(EXERCISE TASK 1)
In the mailing-list reply on bias in sample(), which generator already uses a higher-resolution uniform produced from two regular ones?
(EXERCISE TASK 2)
From the mailing-list reply on bias in sample(), copy the passage from "On Tue, 26 Feb" to "classes = 2^53)".

(SELECTED EXCERPT)
+---+

[Rd] bias issue in sample() (PR 17494)

Tierney, Luke |uke-t|erney @end|ng |rom u|ow@@edu
Tue Feb 26 16:41:51 CET 2019


On Tue, 26 Feb 2019, Kirill Müller wrote:

> Ralf
>
>
> I don't doubt this is expected with the current implementation, I doubt the 
> implementation is desirable. Suggesting to turn this to
>
> pbirthday(1e6, classes = 2^53)
> ## [1] 5.550956e-05

That isn't a small number given simulation sizes people routinely run
these days. Just about right to miss an issue in a pilot run and get
bitten on the real one.

In the inversion generator for normals we already use a higher
resolution uniform produced from two regular ones. I considered
switching to that approach for all uniforms, either in addition to or
instead of changing the uniform integer sampling algorithm used in
sample(). But that would have been even more disruptive:

- all simulation results (except normals) would change;
- there would be a performance penalty;
- the streams would be used up twice as fast;

I would also probably be necessary to rethink things like how to use
the L'Ecuyer generator to produce multiple streams in the `parallel`
package.

We may need to take this route in the future, but it didn't seem like
a good idea at this time.

+---+

(RECORDED DATA)

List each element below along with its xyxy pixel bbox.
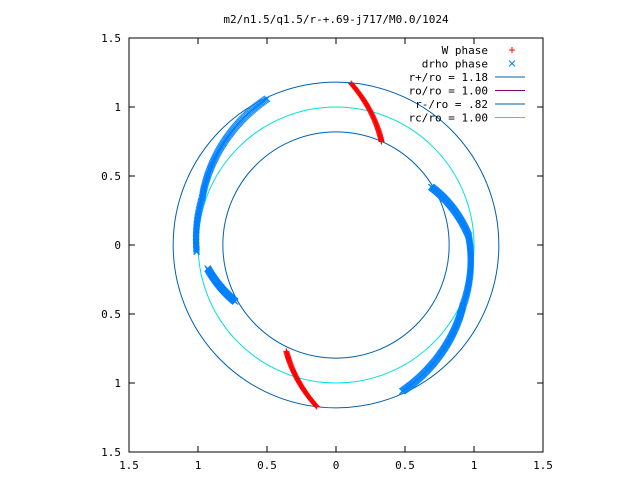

+---+

(FINAL RESULT 1)
The inversion generator for normals.

(FINAL RESULT 2)
On Tue, 26 Feb 2019, Kirill Müller wrote:

> Ralf
>
>
> I don't doubt this is expected with the current implementation, I doubt the 
> implementation is desirable. Suggesting to turn this to
>
> pbirthday(1e6, classes = 2^53)